→ Required work:
Each line that holds the word "Response" counts once; report the total and nothing else.

→ Information given:
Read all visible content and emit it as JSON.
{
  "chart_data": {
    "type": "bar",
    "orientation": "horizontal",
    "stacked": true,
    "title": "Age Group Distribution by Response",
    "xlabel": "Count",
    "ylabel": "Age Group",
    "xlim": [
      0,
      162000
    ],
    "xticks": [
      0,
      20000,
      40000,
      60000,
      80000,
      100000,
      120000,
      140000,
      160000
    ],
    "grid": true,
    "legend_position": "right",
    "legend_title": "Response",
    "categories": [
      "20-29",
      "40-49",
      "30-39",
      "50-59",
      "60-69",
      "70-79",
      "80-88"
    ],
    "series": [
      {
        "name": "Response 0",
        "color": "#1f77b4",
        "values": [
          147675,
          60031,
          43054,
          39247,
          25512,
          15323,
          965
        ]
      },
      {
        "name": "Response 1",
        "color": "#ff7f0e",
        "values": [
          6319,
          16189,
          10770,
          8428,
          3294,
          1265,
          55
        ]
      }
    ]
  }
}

→ Task result:
4